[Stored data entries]
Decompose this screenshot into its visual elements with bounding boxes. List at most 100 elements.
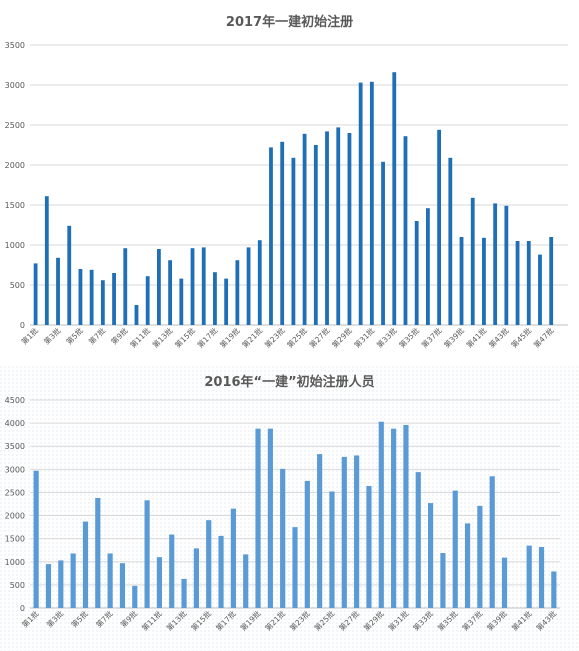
y-tick-label: 1500 [5,201,25,210]
bar: 第31批: 3960 [403,424,409,608]
x-tick-label: 第43批 [486,325,511,350]
bar: 第40批: 1590 [470,197,475,325]
bar: 第19批: 810 [235,260,240,325]
x-tick-label: 第11批 [128,325,153,350]
bar: 第27批: 3300 [354,455,360,608]
bar: 第18批: 580 [224,278,229,325]
y-tick-label: 1000 [5,241,25,250]
bar: 第39批: 1100 [459,237,464,325]
bar: 第20批: 970 [246,247,251,325]
bar: 第8批: 650 [112,273,116,325]
bar: 第47批: 1100 [549,237,554,325]
bar: 第41批: 1350 [526,545,532,608]
bar: 第26批: 3270 [341,456,347,608]
bar: 第21批: 1060 [257,240,262,325]
bar: 第34批: 2360 [403,136,408,325]
bar: 第6批: 690 [89,269,94,325]
bar: 第35批: 1300 [414,221,419,325]
x-tick-label: 第27批 [307,325,332,350]
bar: 第36批: 1460 [425,208,430,325]
x-tick-label: 第13批 [150,325,175,350]
bar: 第5批: 1870 [82,521,89,608]
bar: 第24批: 2090 [291,157,296,325]
x-tick-label: 第31批 [352,325,377,350]
bar: 第32批: 2040 [381,161,385,325]
bar: 第15批: 960 [190,248,195,325]
x-tick-label: 第5批 [64,325,85,346]
bar: 第29批: 2400 [347,133,352,325]
bar: 第45批: 1050 [526,241,531,325]
bar: 第33批: 3160 [392,72,397,325]
y-tick-label: 2500 [5,488,25,497]
bar: 第37批: 2210 [477,505,483,608]
x-tick-label: 第47批 [531,325,556,350]
bar: 第22批: 1750 [292,527,298,608]
bar: 第26批: 2250 [313,145,318,325]
bar: 第28批: 2640 [366,485,372,608]
y-tick-label: 3500 [5,41,25,50]
bar: 第5批: 700 [78,269,83,325]
x-tick-label: 第45批 [509,325,534,350]
bar: 第21批: 3010 [280,468,286,608]
bar: 第38批: 2850 [489,476,495,608]
bar: 第42批: 1520 [493,203,498,325]
bar: 第19批: 3880 [255,428,261,608]
bar: 第42批: 1320 [538,546,545,608]
y-tick-label: 3500 [5,442,25,451]
bar: 第32批: 2940 [415,472,421,608]
chart-title: 2017年一建初始注册 [226,14,353,30]
bar: 第22批: 2220 [269,147,273,325]
bar: 第13批: 810 [168,260,173,325]
bar: 第43批: 790 [551,571,557,608]
bar: 第16批: 1560 [218,535,224,608]
bar: 第2批: 1610 [44,196,49,325]
bar: 第37批: 2440 [437,129,442,325]
bar: 第14批: 580 [179,278,184,325]
x-tick-label: 第15批 [173,325,198,350]
bar: 第28批: 2470 [336,127,341,326]
bar: 第1批: 770 [33,263,38,325]
x-tick-label: 第21批 [240,325,265,350]
y-tick-label: 1000 [5,558,25,567]
bar: 第10批: 2330 [144,500,150,608]
bar: 第29批: 4030 [378,421,384,608]
bar: 第38批: 2090 [448,157,453,325]
y-tick-label: 3000 [5,465,25,474]
chart-2017: 2017年一建初始注册 0 500 1000 1500 2000 2500 3000 3500 第… [5,14,568,350]
bar: 第30批: 3030 [358,82,363,325]
chart-2016: 2016年“一建”初始注册人员 0 500 1000 1500 2000 2500 3000 3… [0,366,579,651]
bar: 第16批: 970 [201,247,206,325]
bar: 第8批: 970 [119,563,126,608]
y-tick-label: 0 [20,604,25,613]
x-tick-label: 第23批 [262,325,287,350]
y-tick-label: 2500 [5,121,25,130]
x-tick-label: 第29批 [329,325,354,350]
x-tick-label: 第39批 [442,325,467,350]
bar: 第23批: 2750 [304,480,310,608]
y-tick-label: 4500 [5,396,25,405]
bar: 第30批: 3880 [391,428,397,608]
x-tick-label: 第7批 [86,325,107,346]
x-tick-label: 第19批 [217,325,242,350]
chart-title: 2016年“一建”初始注册人员 [204,374,374,390]
bar: 第39批: 1090 [501,557,508,608]
bar: 第11批: 610 [145,276,150,325]
bar: 第9批: 480 [132,585,138,608]
bar: 第36批: 1830 [464,523,471,608]
bar: 第46批: 880 [538,254,542,325]
bar: 第13批: 630 [181,578,187,608]
bar: 第15批: 1900 [206,520,212,608]
bar: 第12批: 1590 [169,534,175,608]
bar: 第1批: 2970 [33,470,39,608]
bar: 第4批: 1240 [67,225,72,325]
bar: 第10批: 250 [134,305,139,325]
bar: 第43批: 1490 [504,205,509,325]
x-tick-label: 第35批 [397,325,422,350]
bar: 第34批: 1190 [440,552,446,608]
y-tick-label: 500 [10,281,25,290]
bar: 第11批: 1100 [156,557,163,608]
x-tick-label: 第37批 [419,325,444,350]
x-tick-label: 第17批 [195,325,220,350]
bar: 第7批: 1180 [107,553,113,608]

Task directions
Copy out, word for word, the part of the entries above that begins with the line containing "y-tick-label: 1500 [5,201,25,210]" and ends with the line containing "y-tick-label: 2500 [5,488,25,497]", including both of those lines.

Finished task
y-tick-label: 1500 [5,201,25,210]
bar: 第31批: 3960 [403,424,409,608]
x-tick-label: 第43批 [486,325,511,350]
bar: 第40批: 1590 [470,197,475,325]
bar: 第19批: 810 [235,260,240,325]
x-tick-label: 第11批 [128,325,153,350]
bar: 第27批: 3300 [354,455,360,608]
bar: 第18批: 580 [224,278,229,325]
y-tick-label: 1000 [5,241,25,250]
bar: 第39批: 1100 [459,237,464,325]
bar: 第20批: 970 [246,247,251,325]
bar: 第8批: 650 [112,273,116,325]
bar: 第47批: 1100 [549,237,554,325]
bar: 第41批: 1350 [526,545,532,608]
bar: 第26批: 3270 [341,456,347,608]
bar: 第21批: 1060 [257,240,262,325]
bar: 第34批: 2360 [403,136,408,325]
bar: 第6批: 690 [89,269,94,325]
bar: 第35批: 1300 [414,221,419,325]
x-tick-label: 第27批 [307,325,332,350]
bar: 第36批: 1460 [425,208,430,325]
x-tick-label: 第13批 [150,325,175,350]
bar: 第5批: 1870 [82,521,89,608]
bar: 第24批: 2090 [291,157,296,325]
x-tick-label: 第31批 [352,325,377,350]
bar: 第32批: 2040 [381,161,385,325]
bar: 第15批: 960 [190,248,195,325]
x-tick-label: 第5批 [64,325,85,346]
bar: 第29批: 2400 [347,133,352,325]
bar: 第45批: 1050 [526,241,531,325]
bar: 第33批: 3160 [392,72,397,325]
y-tick-label: 2500 [5,488,25,497]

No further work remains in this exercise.